___ Records supplied

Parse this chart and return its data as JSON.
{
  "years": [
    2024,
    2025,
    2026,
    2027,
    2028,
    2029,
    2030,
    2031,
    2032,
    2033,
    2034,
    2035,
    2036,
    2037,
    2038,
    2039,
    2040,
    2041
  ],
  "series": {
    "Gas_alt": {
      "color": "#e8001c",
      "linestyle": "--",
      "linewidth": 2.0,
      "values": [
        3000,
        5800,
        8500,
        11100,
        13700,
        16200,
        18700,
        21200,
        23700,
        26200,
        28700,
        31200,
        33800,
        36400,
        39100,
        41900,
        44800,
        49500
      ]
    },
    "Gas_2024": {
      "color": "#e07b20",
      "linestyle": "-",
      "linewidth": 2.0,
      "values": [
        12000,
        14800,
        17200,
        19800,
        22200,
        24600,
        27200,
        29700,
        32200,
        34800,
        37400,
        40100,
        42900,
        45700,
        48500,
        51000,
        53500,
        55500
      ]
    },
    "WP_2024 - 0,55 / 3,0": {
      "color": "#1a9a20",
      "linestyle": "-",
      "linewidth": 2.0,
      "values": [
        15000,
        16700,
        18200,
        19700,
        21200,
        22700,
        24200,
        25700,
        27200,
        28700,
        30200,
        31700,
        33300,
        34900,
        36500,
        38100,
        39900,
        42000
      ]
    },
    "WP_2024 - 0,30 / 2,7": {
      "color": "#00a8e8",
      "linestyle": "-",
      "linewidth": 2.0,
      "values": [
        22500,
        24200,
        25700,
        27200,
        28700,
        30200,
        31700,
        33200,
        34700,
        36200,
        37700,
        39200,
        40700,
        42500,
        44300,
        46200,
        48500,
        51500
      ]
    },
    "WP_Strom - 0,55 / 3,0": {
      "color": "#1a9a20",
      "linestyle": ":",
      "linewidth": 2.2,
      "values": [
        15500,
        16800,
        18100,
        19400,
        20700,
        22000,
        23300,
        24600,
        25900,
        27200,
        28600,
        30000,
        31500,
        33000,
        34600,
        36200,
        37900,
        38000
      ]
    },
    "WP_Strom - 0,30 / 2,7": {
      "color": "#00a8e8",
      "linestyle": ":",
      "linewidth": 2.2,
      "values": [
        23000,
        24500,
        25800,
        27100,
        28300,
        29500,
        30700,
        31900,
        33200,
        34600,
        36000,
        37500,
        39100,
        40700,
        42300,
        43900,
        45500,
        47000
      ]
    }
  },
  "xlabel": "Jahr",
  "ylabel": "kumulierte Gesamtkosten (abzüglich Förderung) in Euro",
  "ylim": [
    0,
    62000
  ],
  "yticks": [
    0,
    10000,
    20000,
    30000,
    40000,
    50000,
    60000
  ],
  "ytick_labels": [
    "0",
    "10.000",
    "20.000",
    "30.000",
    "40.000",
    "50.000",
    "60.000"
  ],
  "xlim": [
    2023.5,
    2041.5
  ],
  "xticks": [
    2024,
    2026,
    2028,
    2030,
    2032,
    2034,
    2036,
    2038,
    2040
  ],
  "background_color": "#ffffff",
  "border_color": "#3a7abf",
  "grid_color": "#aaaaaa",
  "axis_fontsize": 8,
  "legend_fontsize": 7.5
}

______

• **Exercise goal**:
Give the material above again, word for word.

• **Result**:
Parse this chart and return its data as JSON.
{
  "years": [
    2024,
    2025,
    2026,
    2027,
    2028,
    2029,
    2030,
    2031,
    2032,
    2033,
    2034,
    2035,
    2036,
    2037,
    2038,
    2039,
    2040,
    2041
  ],
  "series": {
    "Gas_alt": {
      "color": "#e8001c",
      "linestyle": "--",
      "linewidth": 2.0,
      "values": [
        3000,
        5800,
        8500,
        11100,
        13700,
        16200,
        18700,
        21200,
        23700,
        26200,
        28700,
        31200,
        33800,
        36400,
        39100,
        41900,
        44800,
        49500
      ]
    },
    "Gas_2024": {
      "color": "#e07b20",
      "linestyle": "-",
      "linewidth": 2.0,
      "values": [
        12000,
        14800,
        17200,
        19800,
        22200,
        24600,
        27200,
        29700,
        32200,
        34800,
        37400,
        40100,
        42900,
        45700,
        48500,
        51000,
        53500,
        55500
      ]
    },
    "WP_2024 - 0,55 / 3,0": {
      "color": "#1a9a20",
      "linestyle": "-",
      "linewidth": 2.0,
      "values": [
        15000,
        16700,
        18200,
        19700,
        21200,
        22700,
        24200,
        25700,
        27200,
        28700,
        30200,
        31700,
        33300,
        34900,
        36500,
        38100,
        39900,
        42000
      ]
    },
    "WP_2024 - 0,30 / 2,7": {
      "color": "#00a8e8",
      "linestyle": "-",
      "linewidth": 2.0,
      "values": [
        22500,
        24200,
        25700,
        27200,
        28700,
        30200,
        31700,
        33200,
        34700,
        36200,
        37700,
        39200,
        40700,
        42500,
        44300,
        46200,
        48500,
        51500
      ]
    },
    "WP_Strom - 0,55 / 3,0": {
      "color": "#1a9a20",
      "linestyle": ":",
      "linewidth": 2.2,
      "values": [
        15500,
        16800,
        18100,
        19400,
        20700,
        22000,
        23300,
        24600,
        25900,
        27200,
        28600,
        30000,
        31500,
        33000,
        34600,
        36200,
        37900,
        38000
      ]
    },
    "WP_Strom - 0,30 / 2,7": {
      "color": "#00a8e8",
      "linestyle": ":",
      "linewidth": 2.2,
      "values": [
        23000,
        24500,
        25800,
        27100,
        28300,
        29500,
        30700,
        31900,
        33200,
        34600,
        36000,
        37500,
        39100,
        40700,
        42300,
        43900,
        45500,
        47000
      ]
    }
  },
  "xlabel": "Jahr",
  "ylabel": "kumulierte Gesamtkosten (abzüglich Förderung) in Euro",
  "ylim": [
    0,
    62000
  ],
  "yticks": [
    0,
    10000,
    20000,
    30000,
    40000,
    50000,
    60000
  ],
  "ytick_labels": [
    "0",
    "10.000",
    "20.000",
    "30.000",
    "40.000",
    "50.000",
    "60.000"
  ],
  "xlim": [
    2023.5,
    2041.5
  ],
  "xticks": [
    2024,
    2026,
    2028,
    2030,
    2032,
    2034,
    2036,
    2038,
    2040
  ],
  "background_color": "#ffffff",
  "border_color": "#3a7abf",
  "grid_color": "#aaaaaa",
  "axis_fontsize": 8,
  "legend_fontsize": 7.5
}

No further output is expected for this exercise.